> _What is needed_: Work out how many lines in the listing below include the word "ceasing". Give nothing but the number.

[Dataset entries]
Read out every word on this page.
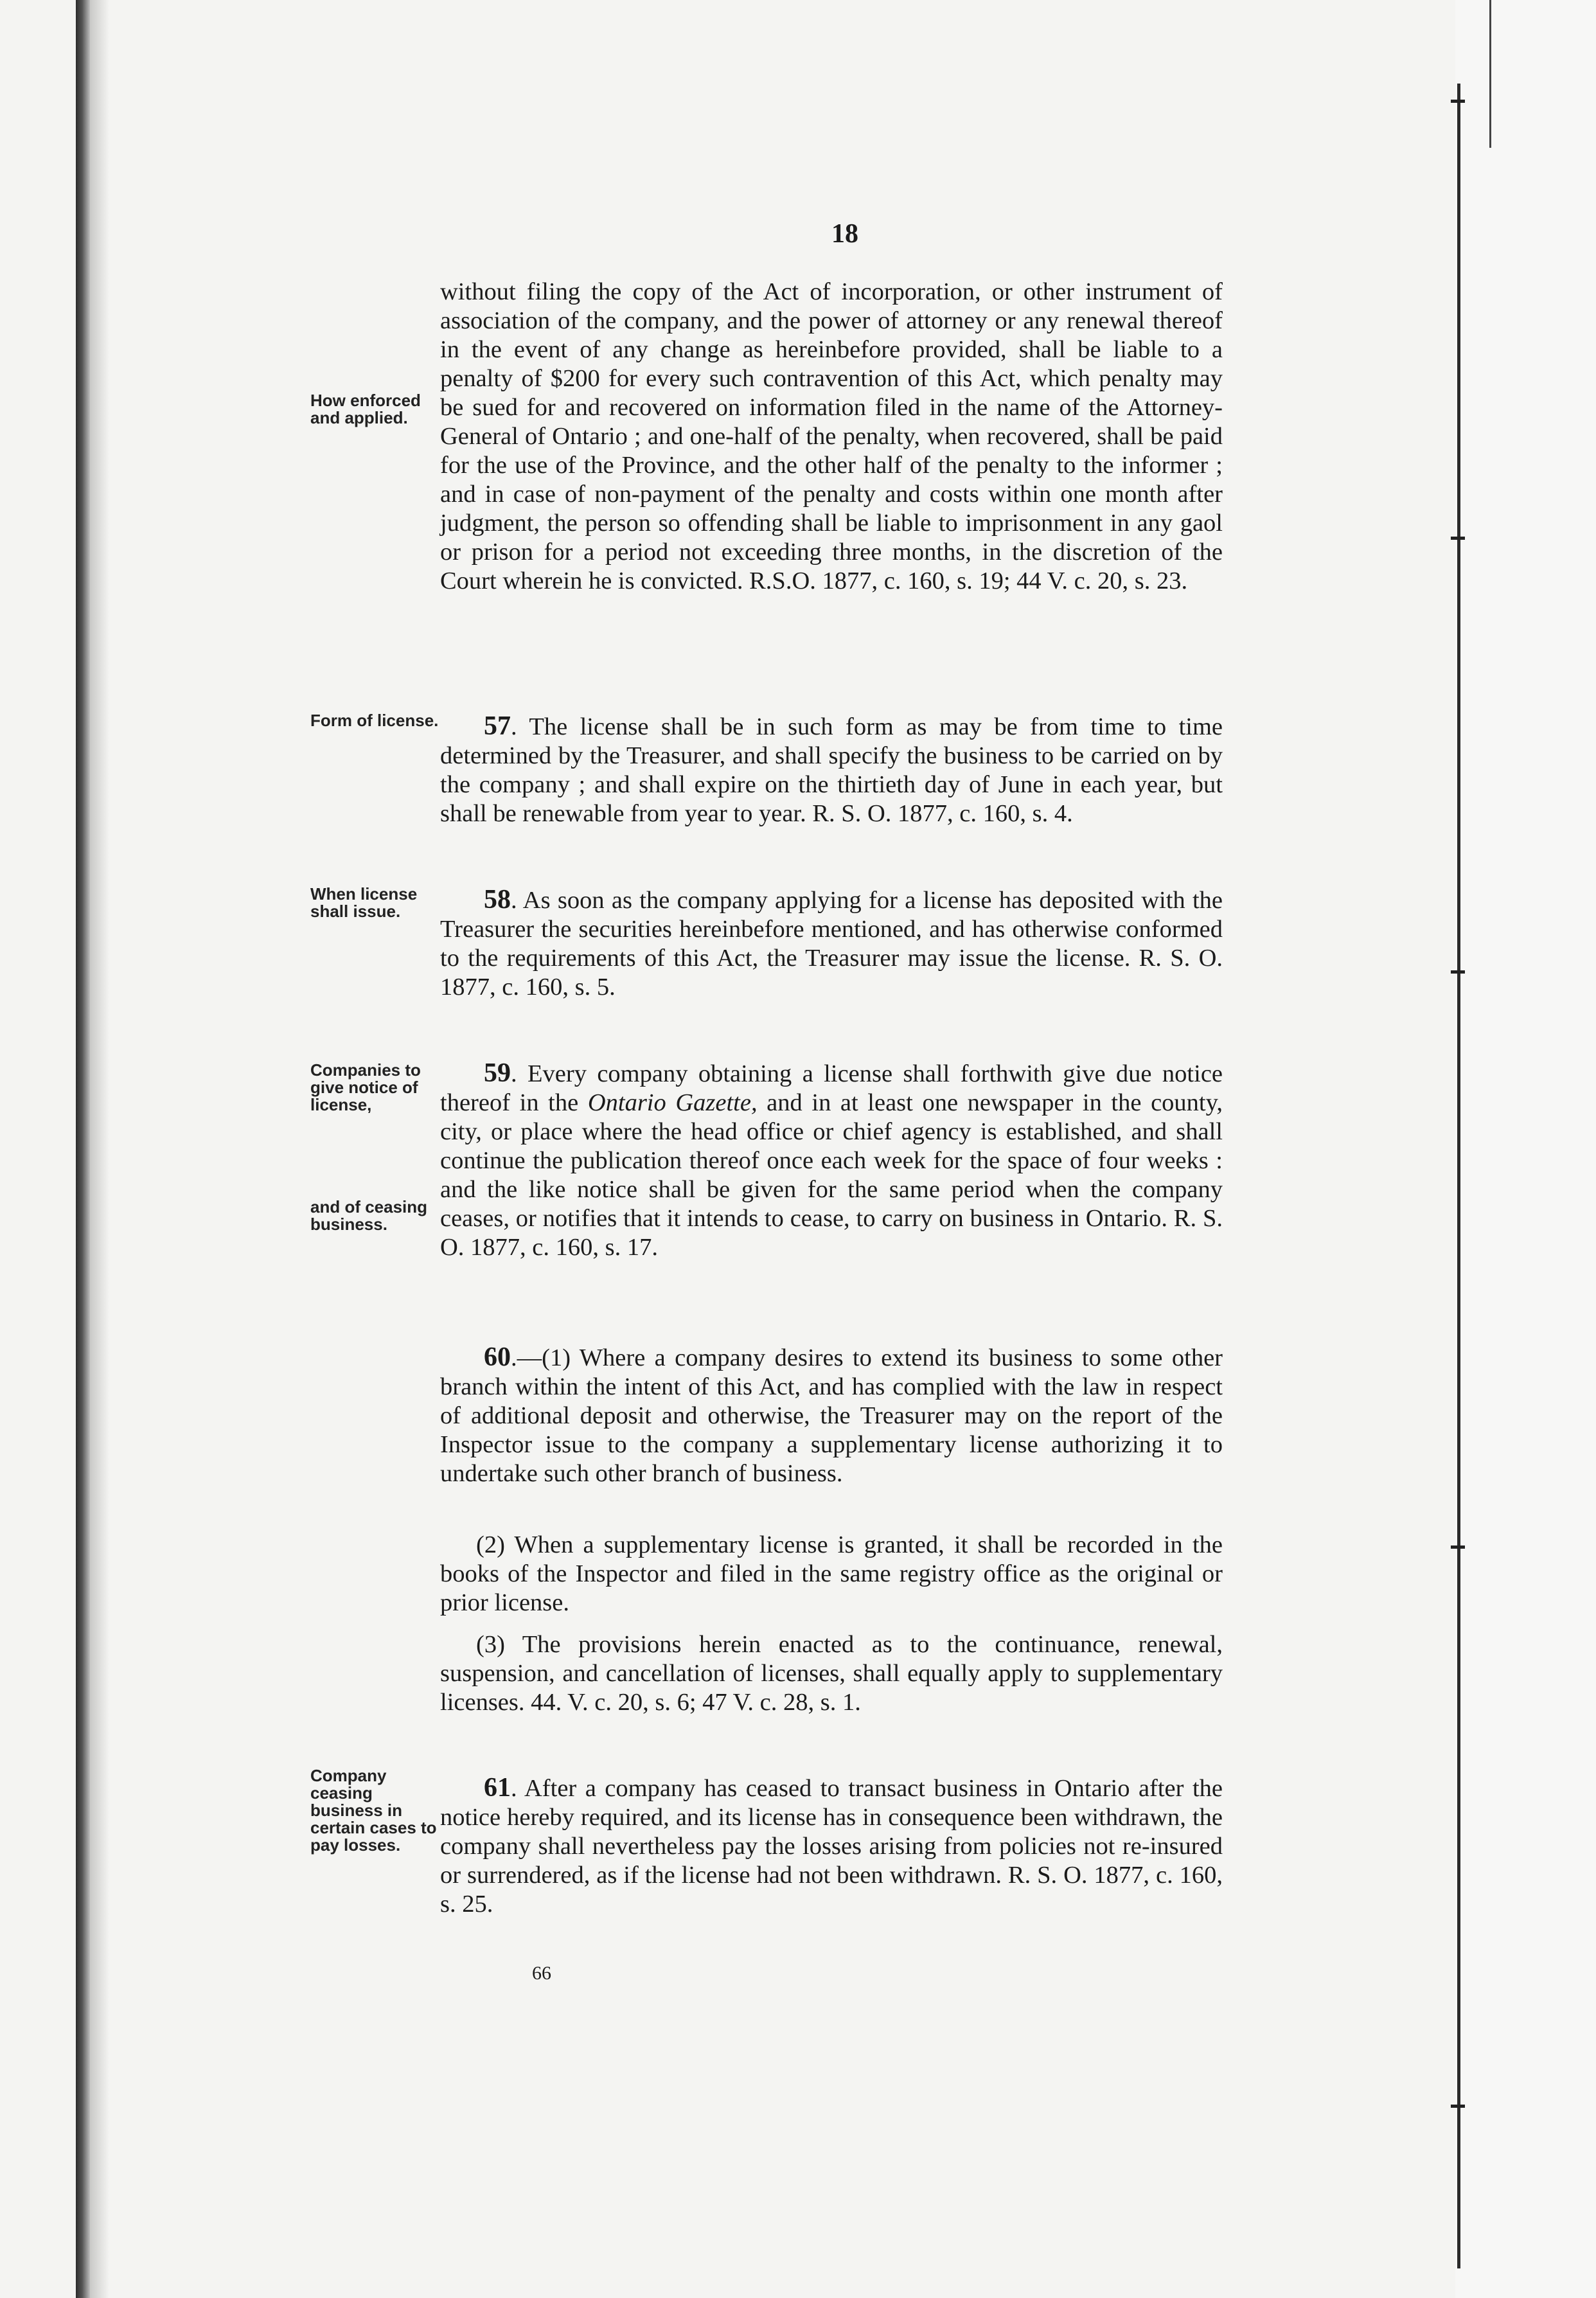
18

without filing the copy of the Act of incorporation, or other instrument of association of the company, and the power of attorney or any renewal thereof in the event of any change as hereinbefore provided, shall be liable to a penalty of $200 for every such contravention of this Act, which penalty may be sued for and recovered on information filed in the name of the Attorney-General of Ontario ; and one-half of the penalty, when recovered, shall be paid for the use of the Province, and the other half of the penalty to the informer ; and in case of non-payment of the penalty and costs within one month after judgment, the person so offending shall be liable to imprisonment in any gaol or prison for a period not exceeding three months, in the discretion of the Court wherein he is convicted. R.S.O. 1877, c. 160, s. 19; 44 V. c. 20, s. 23.

How enforced and applied.

57. The license shall be in such form as may be from time to time determined by the Treasurer, and shall specify the business to be carried on by the company ; and shall expire on the thirtieth day of June in each year, but shall be renewable from year to year. R. S. O. 1877, c. 160, s. 4.

Form of license.

58. As soon as the company applying for a license has deposited with the Treasurer the securities hereinbefore mentioned, and has otherwise conformed to the requirements of this Act, the Treasurer may issue the license. R. S. O. 1877, c. 160, s. 5.

When license shall issue.

59. Every company obtaining a license shall forthwith give due notice thereof in the Ontario Gazette, and in at least one newspaper in the county, city, or place where the head office or chief agency is established, and shall continue the publication thereof once each week for the space of four weeks : and the like notice shall be given for the same period when the company ceases, or notifies that it intends to cease, to carry on business in Ontario. R. S. O. 1877, c. 160, s. 17.

Companies to give notice of license,
and of ceasing business.

60.—(1) Where a company desires to extend its business to some other branch within the intent of this Act, and has complied with the law in respect of additional deposit and otherwise, the Treasurer may on the report of the Inspector issue to the company a supplementary license authorizing it to undertake such other branch of business.

(2) When a supplementary license is granted, it shall be recorded in the books of the Inspector and filed in the same registry office as the original or prior license.

(3) The provisions herein enacted as to the continuance, renewal, suspension, and cancellation of licenses, shall equally apply to supplementary licenses. 44. V. c. 20, s. 6; 47 V. c. 28, s. 1.

61. After a company has ceased to transact business in Ontario after the notice hereby required, and its license has in consequence been withdrawn, the company shall nevertheless pay the losses arising from policies not re-insured or surrendered, as if the license had not been withdrawn. R. S. O. 1877, c. 160, s. 25.

Company ceasing business in certain cases to pay losses.
66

> _Written answer_: 2